■ **Goal**
Below are some records. Pull every line that contains the word "Lista".

________________________________________

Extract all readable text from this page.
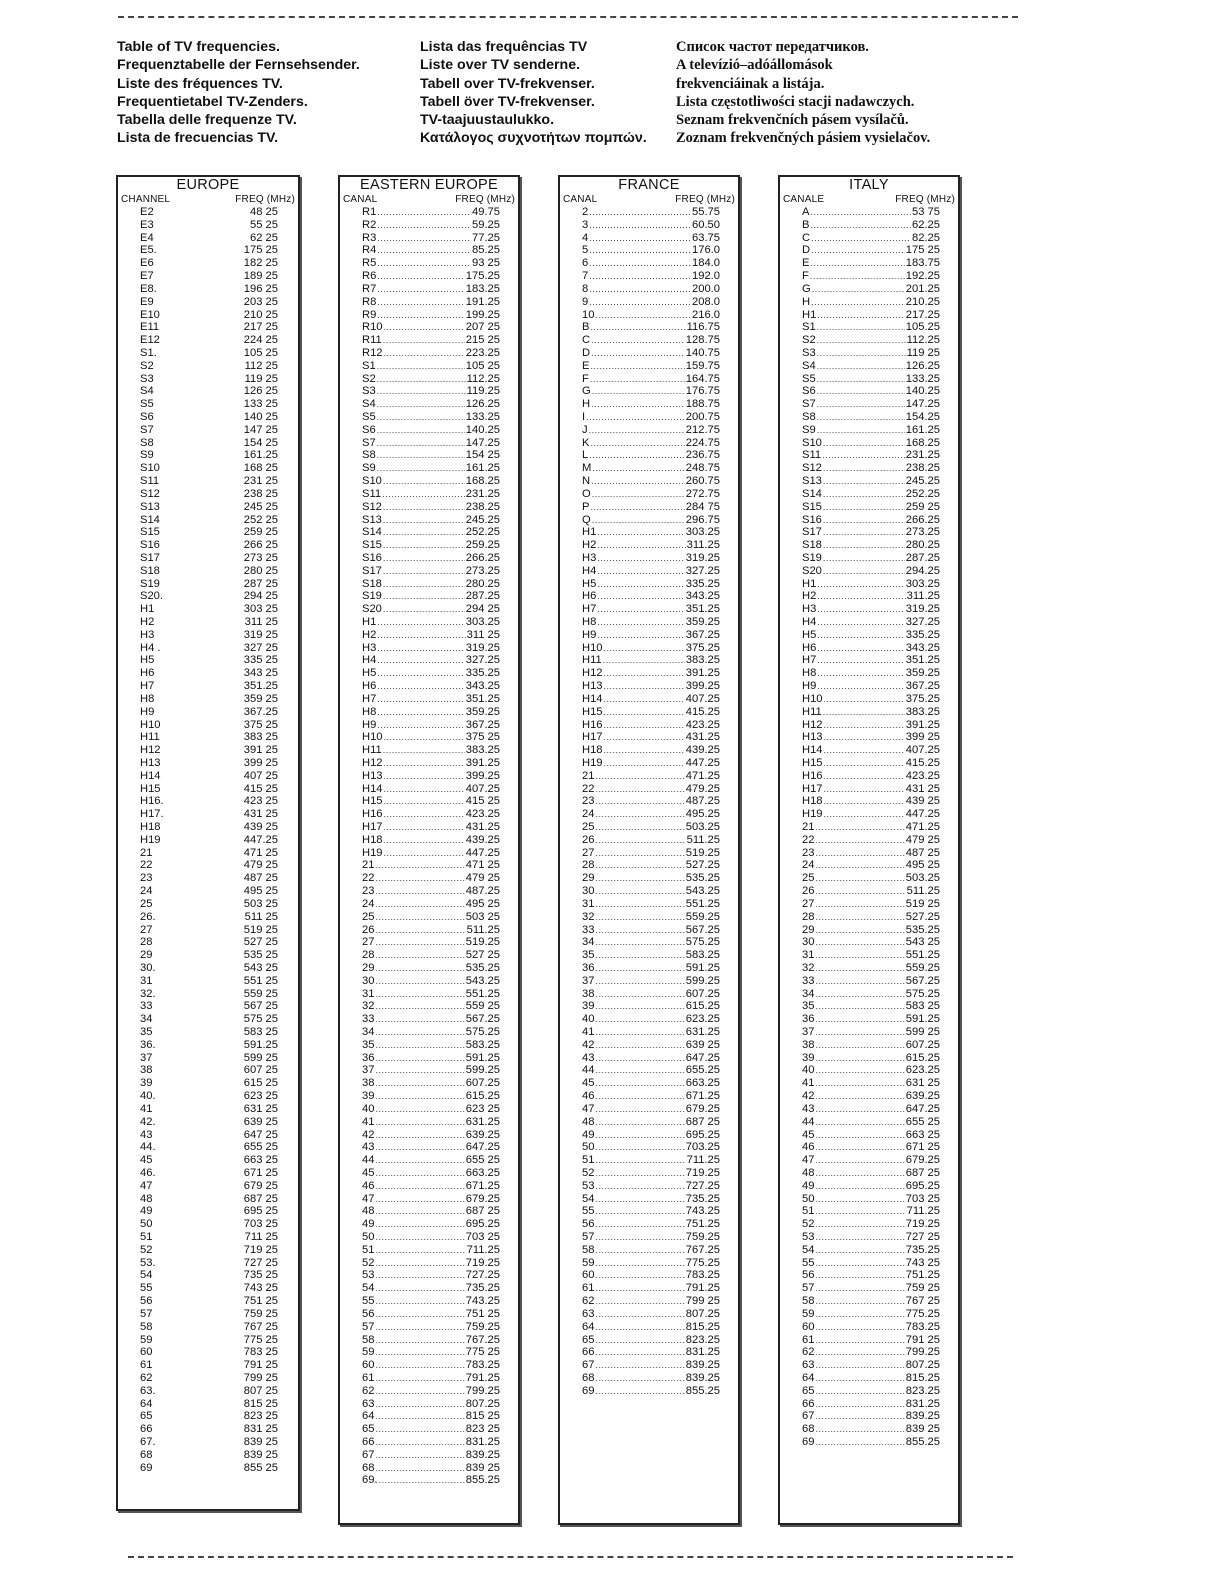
Table of TV frequencies.
Frequenztabelle der Fernsehsender.
Liste des fréquences TV.
Frequentietabel TV-Zenders.
Tabella delle frequenze TV.
Lista de frecuencias TV.
Lista das frequências TV
Liste over TV senderne.
Tabell over TV-frekvenser.
Tabell över TV-frekvenser.
TV-taajuustaulukko.
Κατάλογος συχνοτήτων πομπών.
Список частот передатчиков.
A televízió–adóállomások
frekvenciáinak a listája.
Lista częstotliwości stacji nadawczych.
Seznam frekvenčních pásem vysílačů.
Zoznam frekvenčných pásiem vysielačov.
EUROPE
CHANNEL	FREQ (MHz)
E2	48 25
E3	55 25
E4	62 25
E5.	175 25
E6	182 25
E7	189 25
E8.	196 25
E9	203 25
E10	210 25
E11	217 25
E12	224 25
S1.	105 25
S2	112 25
S3	119 25
S4	126 25
S5	133 25
S6	140 25
S7	147 25
S8	154 25
S9	161.25
S10	168 25
S11	231 25
S12	238 25
S13	245 25
S14	252 25
S15	259 25
S16	266 25
S17	273 25
S18	280 25
S19	287 25
S20.	294 25
H1	303 25
H2	311 25
H3	319 25
H4 .	327 25
H5	335 25
H6	343 25
H7	351.25
H8	359 25
H9	367.25
H10	375 25
H11	383 25
H12	391 25
H13	399 25
H14	407 25
H15	415 25
H16.	423 25
H17.	431 25
H18	439 25
H19	447.25
21	471 25
22	479 25
23	487 25
24	495 25
25	503 25
26.	511 25
27	519 25
28	527 25
29	535 25
30.	543 25
31	551 25
32.	559 25
33	567 25
34	575 25
35	583 25
36.	591.25
37	599 25
38	607 25
39	615 25
40.	623 25
41	631 25
42.	639 25
43	647 25
44.	655 25
45	663 25
46.	671 25
47	679 25
48	687 25
49	695 25
50	703 25
51	711 25
52	719 25
53.	727 25
54	735 25
55	743 25
56	751 25
57	759 25
58	767 25
59	775 25
60	783 25
61	791 25
62	799 25
63.	807 25
64	815 25
65	823 25
66	831 25
67.	839 25
68	839 25
69	855 25
EASTERN EUROPE
CANAL	FREQ (MHz)
R1 .....	49.75
R2 .....	59.25
R3 .....	77.25
R4 .....	85.25
R5 .....	93 25
R6 .....	175.25
R7 .....	183.25
R8 .....	191.25
R9 .....	199.25
R10 .....	207 25
R11 .....	215 25
R12 .....	223.25
S1 .....	105 25
S2 .....	112.25
S3 .....	119.25
S4 .....	126.25
S5 .....	133.25
S6 .....	140.25
S7 .....	147.25
S8 .....	154 25
S9 .....	161.25
S10 .....	168.25
S11 .....	231.25
S12 .....	238.25
S13 .....	245.25
S14 .....	252.25
S15 .....	259.25
S16 .....	266.25
S17 .....	273.25
S18 .....	280.25
S19 .....	287.25
S20 .....	294 25
H1 .....	303.25
H2 .....	311 25
H3 .....	319.25
H4 .....	327.25
H5 .....	335.25
H6 .....	343.25
H7 .....	351.25
H8 .....	359.25
H9 .....	367.25
H10 .....	375 25
H11 .....	383.25
H12 .....	391.25
H13 .....	399.25
H14 .....	407.25
H15 .....	415 25
H16 .....	423.25
H17 .....	431.25
H18 .....	439.25
H19 .....	447.25
21 .....	471 25
22 .....	479 25
23 .....	487.25
24 .....	495 25
25 .....	503 25
26 .....	511.25
27 .....	519.25
28 .....	527 25
29 .....	535.25
30 .....	543.25
31 .....	551.25
32 .....	559 25
33 .....	567.25
34 .....	575.25
35 .....	583.25
36 .....	591.25
37 .....	599.25
38 .....	607.25
39 .....	615.25
40 .....	623 25
41 .....	631.25
42 .....	639.25
43 .....	647.25
44 .....	655 25
45 .....	663.25
46 .....	671.25
47 .....	679.25
48 .....	687 25
49 .....	695.25
50 .....	703 25
51 .....	711.25
52 .....	719.25
53 .....	727.25
54 .....	735.25
55 .....	743.25
56 .....	751 25
57 .....	759.25
58 .....	767.25
59 .....	775 25
60 .....	783.25
61 .....	791.25
62 .....	799.25
63 .....	807.25
64 .....	815 25
65 .....	823 25
66 .....	831.25
67 .....	839.25
68 .....	839 25
69. .....	855.25
FRANCE
CANAL	FREQ (MHz)
2 .....	55.75
3 .....	60.50
4 .....	63.75
5 .....	176.0
6 .....	184.0
7 .....	192.0
8 .....	200.0
9 .....	208.0
10 .....	216.0
B .....	116.75
C .....	128.75
D .....	140.75
E .....	159.75
F .....	164.75
G .....	176.75
H .....	188.75
I .....	200.75
J .....	212.75
K .....	224.75
L .....	236.75
M .....	248.75
N .....	260.75
O .....	272.75
P .....	284 75
Q .....	296.75
H1 .....	303.25
H2 .....	311.25
H3 .....	319.25
H4 .....	327.25
H5 .....	335.25
H6 .....	343.25
H7 .....	351.25
H8 .....	359.25
H9 .....	367.25
H10 .....	375.25
H11 .....	383.25
H12 .....	391.25
H13 .....	399.25
H14 .....	407.25
H15 .....	415.25
H16 .....	423.25
H17 .....	431.25
H18 .....	439.25
H19 .....	447.25
21 .....	471.25
22 .....	479.25
23 .....	487.25
24 .....	495.25
25 .....	503.25
26 .....	511.25
27 .....	519.25
28 .....	527.25
29 .....	535.25
30 .....	543.25
31 .....	551.25
32 .....	559.25
33 .....	567.25
34 .....	575.25
35 .....	583.25
36 .....	591.25
37 .....	599.25
38 .....	607.25
39 .....	615.25
40 .....	623.25
41 .....	631.25
42 .....	639 25
43 .....	647.25
44 .....	655.25
45 .....	663.25
46 .....	671.25
47 .....	679.25
48 .....	687 25
49 .....	695.25
50 .....	703.25
51 .....	711.25
52 .....	719.25
53 .....	727.25
54 .....	735.25
55 .....	743.25
56 .....	751.25
57 .....	759.25
58 .....	767.25
59 .....	775.25
60 .....	783.25
61 .....	791.25
62 .....	799 25
63 .....	807.25
64 .....	815.25
65 .....	823.25
66 .....	831.25
67 .....	839.25
68 .....	839.25
69 .....	855.25
ITALY
CANALE	FREQ (MHz)
A .....	53 75
B .....	62.25
C .....	82.25
D .....	175 25
E .....	183.75
F .....	192.25
G .....	201.25
H .....	210.25
H1 .....	217.25
S1 .....	105.25
S2 .....	112.25
S3 .....	119 25
S4 .....	126.25
S5 .....	133.25
S6 .....	140.25
S7 .....	147.25
S8 .....	154.25
S9 .....	161.25
S10 .....	168.25
S11 .....	231.25
S12 .....	238.25
S13 .....	245.25
S14 .....	252.25
S15 .....	259 25
S16 .....	266.25
S17 .....	273.25
S18 .....	280.25
S19 .....	287.25
S20 .....	294.25
H1 .....	303.25
H2 .....	311.25
H3 .....	319.25
H4 .....	327.25
H5 .....	335.25
H6 .....	343.25
H7 .....	351.25
H8 .....	359.25
H9 .....	367.25
H10 .....	375.25
H11 .....	383.25
H12 .....	391.25
H13 .....	399 25
H14 .....	407.25
H15 .....	415.25
H16 .....	423.25
H17 .....	431 25
H18 .....	439 25
H19 .....	447.25
21 .....	471.25
22 .....	479 25
23 .....	487 25
24 .....	495 25
25 .....	503.25
26 .....	511.25
27 .....	519 25
28 .....	527.25
29 .....	535.25
30 .....	543 25
31 .....	551.25
32 .....	559.25
33 .....	567.25
34 .....	575.25
35 .....	583 25
36 .....	591.25
37 .....	599 25
38 .....	607.25
39 .....	615.25
40 .....	623.25
41 .....	631 25
42 .....	639.25
43 .....	647.25
44 .....	655 25
45 .....	663 25
46 .....	671 25
47 .....	679.25
48 .....	687 25
49 .....	695.25
50 .....	703 25
51 .....	711.25
52 .....	719.25
53 .....	727 25
54 .....	735.25
55 .....	743 25
56 .....	751.25
57 .....	759 25
58 .....	767 25
59 .....	775.25
60 .....	783.25
61 .....	791 25
62 .....	799.25
63 .....	807.25
64 .....	815.25
65 .....	823.25
66 .....	831.25
67 .....	839.25
68 .....	839 25
69 .....	855.25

________________________________________

■ **Exercise response**
Lista de frecuencias TV.
Lista das frequências TV
Lista częstotliwości stacji nadawczych.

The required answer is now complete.